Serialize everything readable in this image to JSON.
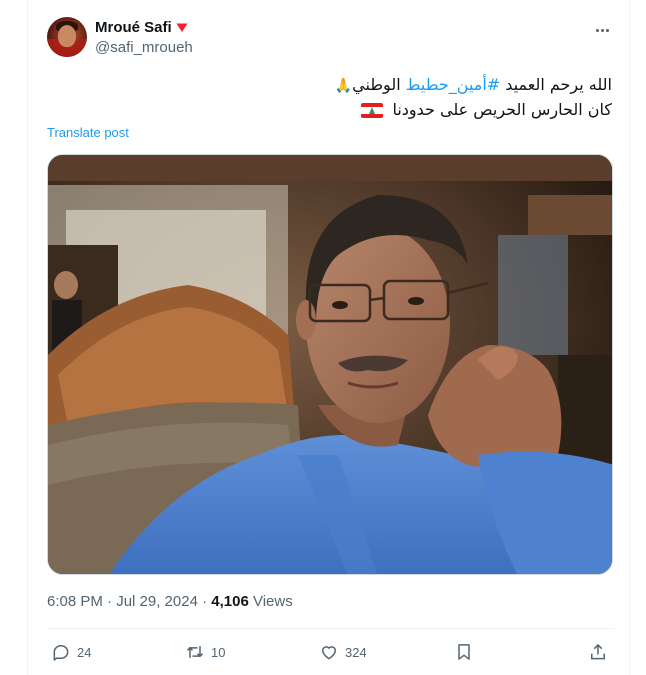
{
  "tweet": {
    "author": {
      "display_name": "Mroué Safi",
      "handle": "@safi_mroueh",
      "badge_icon": "heart-icon",
      "badge_color": "#f4212e"
    },
    "text_line1_prefix": "الله يرحم العميد ",
    "hashtag": "#أمين_حطيط",
    "text_line1_suffix": " الوطني",
    "text_line1_emoji": "🙏",
    "text_line2": "كان الحارس الحريص على حدودنا",
    "text_line2_flag": "lebanon-flag-icon",
    "translate_label": "Translate post",
    "timestamp": "6:08 PM · Jul 29, 2024 · ",
    "views_count": "4,106",
    "views_label": " Views",
    "actions": {
      "replies": "24",
      "reposts": "10",
      "likes": "324"
    }
  },
  "colors": {
    "accent": "#1d9bf0",
    "muted": "#536471",
    "text": "#0f1419"
  }
}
============
DO THIS |
Exclude the pictures and transcribe all of the entries exactly.

EXERCISE ANSWER |
Serialize everything readable in this image to JSON.
{
  "tweet": {
    "author": {
      "display_name": "Mroué Safi",
      "handle": "@safi_mroueh",
      "badge_icon": "heart-icon",
      "badge_color": "#f4212e"
    },
    "text_line1_prefix": "الله يرحم العميد ",
    "hashtag": "#أمين_حطيط",
    "text_line1_suffix": " الوطني",
    "text_line1_emoji": "🙏",
    "text_line2": "كان الحارس الحريص على حدودنا",
    "text_line2_flag": "lebanon-flag-icon",
    "translate_label": "Translate post",
    "timestamp": "6:08 PM · Jul 29, 2024 · ",
    "views_count": "4,106",
    "views_label": " Views",
    "actions": {
      "replies": "24",
      "reposts": "10",
      "likes": "324"
    }
  },
  "colors": {
    "accent": "#1d9bf0",
    "muted": "#536471",
    "text": "#0f1419"
  }
}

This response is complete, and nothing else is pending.